◆ **Supplied material**:
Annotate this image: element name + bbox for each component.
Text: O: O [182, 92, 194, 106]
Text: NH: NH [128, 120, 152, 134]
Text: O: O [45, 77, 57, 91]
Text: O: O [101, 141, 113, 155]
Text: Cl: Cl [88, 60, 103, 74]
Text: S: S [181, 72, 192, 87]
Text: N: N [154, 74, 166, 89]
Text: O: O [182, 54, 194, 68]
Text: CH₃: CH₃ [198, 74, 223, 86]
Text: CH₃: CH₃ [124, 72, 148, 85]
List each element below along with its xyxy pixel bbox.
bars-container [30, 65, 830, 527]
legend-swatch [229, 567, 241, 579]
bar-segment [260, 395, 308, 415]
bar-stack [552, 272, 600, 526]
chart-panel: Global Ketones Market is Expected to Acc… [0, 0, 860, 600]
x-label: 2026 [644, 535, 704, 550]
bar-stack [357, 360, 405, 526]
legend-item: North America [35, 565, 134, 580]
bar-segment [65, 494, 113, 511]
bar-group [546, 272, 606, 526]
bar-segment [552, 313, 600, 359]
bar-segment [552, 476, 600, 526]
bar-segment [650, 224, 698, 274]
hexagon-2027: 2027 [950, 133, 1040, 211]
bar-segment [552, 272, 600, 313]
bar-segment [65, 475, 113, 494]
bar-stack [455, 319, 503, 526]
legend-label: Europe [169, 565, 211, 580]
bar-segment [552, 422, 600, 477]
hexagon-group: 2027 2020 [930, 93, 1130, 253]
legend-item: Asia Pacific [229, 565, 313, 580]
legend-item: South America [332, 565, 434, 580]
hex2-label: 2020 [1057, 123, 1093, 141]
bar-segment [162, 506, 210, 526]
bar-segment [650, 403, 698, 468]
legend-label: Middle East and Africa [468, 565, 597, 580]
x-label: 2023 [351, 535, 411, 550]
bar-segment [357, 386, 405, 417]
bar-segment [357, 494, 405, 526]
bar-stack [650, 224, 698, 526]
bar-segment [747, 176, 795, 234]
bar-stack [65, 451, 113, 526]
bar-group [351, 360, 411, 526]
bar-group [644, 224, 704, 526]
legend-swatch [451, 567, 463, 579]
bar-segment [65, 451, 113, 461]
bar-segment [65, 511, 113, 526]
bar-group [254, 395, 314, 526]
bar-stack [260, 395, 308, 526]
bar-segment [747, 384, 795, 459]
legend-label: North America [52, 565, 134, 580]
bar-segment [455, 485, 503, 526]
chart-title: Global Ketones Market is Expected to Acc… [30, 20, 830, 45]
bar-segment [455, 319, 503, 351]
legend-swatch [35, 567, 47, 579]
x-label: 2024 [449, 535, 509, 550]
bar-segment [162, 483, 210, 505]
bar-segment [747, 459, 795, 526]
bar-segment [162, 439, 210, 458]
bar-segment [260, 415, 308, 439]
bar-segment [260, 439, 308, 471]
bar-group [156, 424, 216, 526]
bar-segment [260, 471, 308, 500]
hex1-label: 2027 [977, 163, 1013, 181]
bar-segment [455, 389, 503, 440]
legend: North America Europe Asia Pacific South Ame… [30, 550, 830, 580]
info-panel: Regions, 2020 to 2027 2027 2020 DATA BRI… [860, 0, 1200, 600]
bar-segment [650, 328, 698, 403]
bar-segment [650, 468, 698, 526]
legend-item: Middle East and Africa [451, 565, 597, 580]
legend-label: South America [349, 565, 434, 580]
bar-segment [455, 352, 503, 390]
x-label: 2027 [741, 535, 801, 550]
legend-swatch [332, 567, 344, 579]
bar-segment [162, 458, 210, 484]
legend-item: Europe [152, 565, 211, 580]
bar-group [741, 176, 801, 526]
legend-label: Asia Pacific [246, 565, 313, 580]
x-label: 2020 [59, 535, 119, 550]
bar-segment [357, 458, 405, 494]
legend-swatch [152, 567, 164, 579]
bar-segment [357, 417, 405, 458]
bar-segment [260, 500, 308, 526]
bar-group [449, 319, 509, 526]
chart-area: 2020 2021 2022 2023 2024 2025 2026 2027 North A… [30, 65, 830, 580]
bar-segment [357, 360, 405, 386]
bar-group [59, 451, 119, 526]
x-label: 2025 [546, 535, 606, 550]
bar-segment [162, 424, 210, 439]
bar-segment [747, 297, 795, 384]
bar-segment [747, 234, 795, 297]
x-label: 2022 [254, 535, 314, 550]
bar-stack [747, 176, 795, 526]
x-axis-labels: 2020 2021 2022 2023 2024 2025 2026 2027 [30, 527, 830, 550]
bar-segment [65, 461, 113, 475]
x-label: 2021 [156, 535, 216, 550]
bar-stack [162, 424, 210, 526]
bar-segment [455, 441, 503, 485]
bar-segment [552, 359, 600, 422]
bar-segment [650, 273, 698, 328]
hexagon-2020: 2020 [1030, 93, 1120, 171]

◆ **Given task**: Gather every line of the data above that contains the string "South" and copy each one in full. Case counts, so match capital and lowercase letters exactly.

◆ **Final result**:
legend-item: South America [332, 565, 434, 580]
legend: North America Europe Asia Pacific South Ame… [30, 550, 830, 580]
legend-label: South America [349, 565, 434, 580]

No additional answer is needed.